INSTRUCTION – Quote the full listing word for word.

DATA ENTRIES –
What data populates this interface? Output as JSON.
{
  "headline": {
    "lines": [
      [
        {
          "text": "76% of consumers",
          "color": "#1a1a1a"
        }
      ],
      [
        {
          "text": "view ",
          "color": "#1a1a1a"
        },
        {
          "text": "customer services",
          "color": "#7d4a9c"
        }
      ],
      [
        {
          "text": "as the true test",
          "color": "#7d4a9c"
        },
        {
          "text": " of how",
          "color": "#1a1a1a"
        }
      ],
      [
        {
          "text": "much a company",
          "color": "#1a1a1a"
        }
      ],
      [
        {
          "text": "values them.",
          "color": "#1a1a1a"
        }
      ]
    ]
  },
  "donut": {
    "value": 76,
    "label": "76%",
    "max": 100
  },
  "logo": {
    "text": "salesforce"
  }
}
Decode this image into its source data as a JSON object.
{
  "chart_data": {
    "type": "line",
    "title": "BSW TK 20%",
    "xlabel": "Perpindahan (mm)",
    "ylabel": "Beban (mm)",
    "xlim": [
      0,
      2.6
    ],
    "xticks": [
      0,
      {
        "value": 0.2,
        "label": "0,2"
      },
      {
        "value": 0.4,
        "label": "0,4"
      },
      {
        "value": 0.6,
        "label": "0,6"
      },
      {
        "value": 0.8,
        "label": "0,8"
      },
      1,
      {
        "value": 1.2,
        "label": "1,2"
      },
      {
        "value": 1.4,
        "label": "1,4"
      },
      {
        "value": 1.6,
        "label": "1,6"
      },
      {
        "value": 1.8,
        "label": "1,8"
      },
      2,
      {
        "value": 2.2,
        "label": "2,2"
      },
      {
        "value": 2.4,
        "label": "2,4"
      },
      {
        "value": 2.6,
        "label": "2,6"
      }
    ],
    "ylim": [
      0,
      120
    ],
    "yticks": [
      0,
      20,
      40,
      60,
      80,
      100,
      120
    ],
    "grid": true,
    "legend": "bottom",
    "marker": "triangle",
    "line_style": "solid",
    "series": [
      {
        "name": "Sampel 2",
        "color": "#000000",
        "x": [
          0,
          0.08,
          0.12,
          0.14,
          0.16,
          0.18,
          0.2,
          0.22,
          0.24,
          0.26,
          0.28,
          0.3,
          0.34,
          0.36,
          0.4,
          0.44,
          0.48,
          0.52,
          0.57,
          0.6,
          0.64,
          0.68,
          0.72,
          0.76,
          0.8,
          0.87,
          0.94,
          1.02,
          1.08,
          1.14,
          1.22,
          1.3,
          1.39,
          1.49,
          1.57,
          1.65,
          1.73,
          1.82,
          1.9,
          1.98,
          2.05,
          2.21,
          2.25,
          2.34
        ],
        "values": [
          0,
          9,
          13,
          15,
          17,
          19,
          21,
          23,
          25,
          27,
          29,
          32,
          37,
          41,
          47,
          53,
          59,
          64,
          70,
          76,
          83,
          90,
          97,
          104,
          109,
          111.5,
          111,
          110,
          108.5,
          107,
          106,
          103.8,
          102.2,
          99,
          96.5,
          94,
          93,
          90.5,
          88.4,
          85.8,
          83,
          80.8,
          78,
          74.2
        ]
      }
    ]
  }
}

ANSWER TO THE EXERCISE –
What data populates this interface? Output as JSON.
{
  "headline": {
    "lines": [
      [
        {
          "text": "76% of consumers",
          "color": "#1a1a1a"
        }
      ],
      [
        {
          "text": "view ",
          "color": "#1a1a1a"
        },
        {
          "text": "customer services",
          "color": "#7d4a9c"
        }
      ],
      [
        {
          "text": "as the true test",
          "color": "#7d4a9c"
        },
        {
          "text": " of how",
          "color": "#1a1a1a"
        }
      ],
      [
        {
          "text": "much a company",
          "color": "#1a1a1a"
        }
      ],
      [
        {
          "text": "values them.",
          "color": "#1a1a1a"
        }
      ]
    ]
  },
  "donut": {
    "value": 76,
    "label": "76%",
    "max": 100
  },
  "logo": {
    "text": "salesforce"
  }
}
Decode this image into its source data as a JSON object.
{
  "chart_data": {
    "type": "line",
    "title": "BSW TK 20%",
    "xlabel": "Perpindahan (mm)",
    "ylabel": "Beban (mm)",
    "xlim": [
      0,
      2.6
    ],
    "xticks": [
      0,
      {
        "value": 0.2,
        "label": "0,2"
      },
      {
        "value": 0.4,
        "label": "0,4"
      },
      {
        "value": 0.6,
        "label": "0,6"
      },
      {
        "value": 0.8,
        "label": "0,8"
      },
      1,
      {
        "value": 1.2,
        "label": "1,2"
      },
      {
        "value": 1.4,
        "label": "1,4"
      },
      {
        "value": 1.6,
        "label": "1,6"
      },
      {
        "value": 1.8,
        "label": "1,8"
      },
      2,
      {
        "value": 2.2,
        "label": "2,2"
      },
      {
        "value": 2.4,
        "label": "2,4"
      },
      {
        "value": 2.6,
        "label": "2,6"
      }
    ],
    "ylim": [
      0,
      120
    ],
    "yticks": [
      0,
      20,
      40,
      60,
      80,
      100,
      120
    ],
    "grid": true,
    "legend": "bottom",
    "marker": "triangle",
    "line_style": "solid",
    "series": [
      {
        "name": "Sampel 2",
        "color": "#000000",
        "x": [
          0,
          0.08,
          0.12,
          0.14,
          0.16,
          0.18,
          0.2,
          0.22,
          0.24,
          0.26,
          0.28,
          0.3,
          0.34,
          0.36,
          0.4,
          0.44,
          0.48,
          0.52,
          0.57,
          0.6,
          0.64,
          0.68,
          0.72,
          0.76,
          0.8,
          0.87,
          0.94,
          1.02,
          1.08,
          1.14,
          1.22,
          1.3,
          1.39,
          1.49,
          1.57,
          1.65,
          1.73,
          1.82,
          1.9,
          1.98,
          2.05,
          2.21,
          2.25,
          2.34
        ],
        "values": [
          0,
          9,
          13,
          15,
          17,
          19,
          21,
          23,
          25,
          27,
          29,
          32,
          37,
          41,
          47,
          53,
          59,
          64,
          70,
          76,
          83,
          90,
          97,
          104,
          109,
          111.5,
          111,
          110,
          108.5,
          107,
          106,
          103.8,
          102.2,
          99,
          96.5,
          94,
          93,
          90.5,
          88.4,
          85.8,
          83,
          80.8,
          78,
          74.2
        ]
      }
    ]
  }
}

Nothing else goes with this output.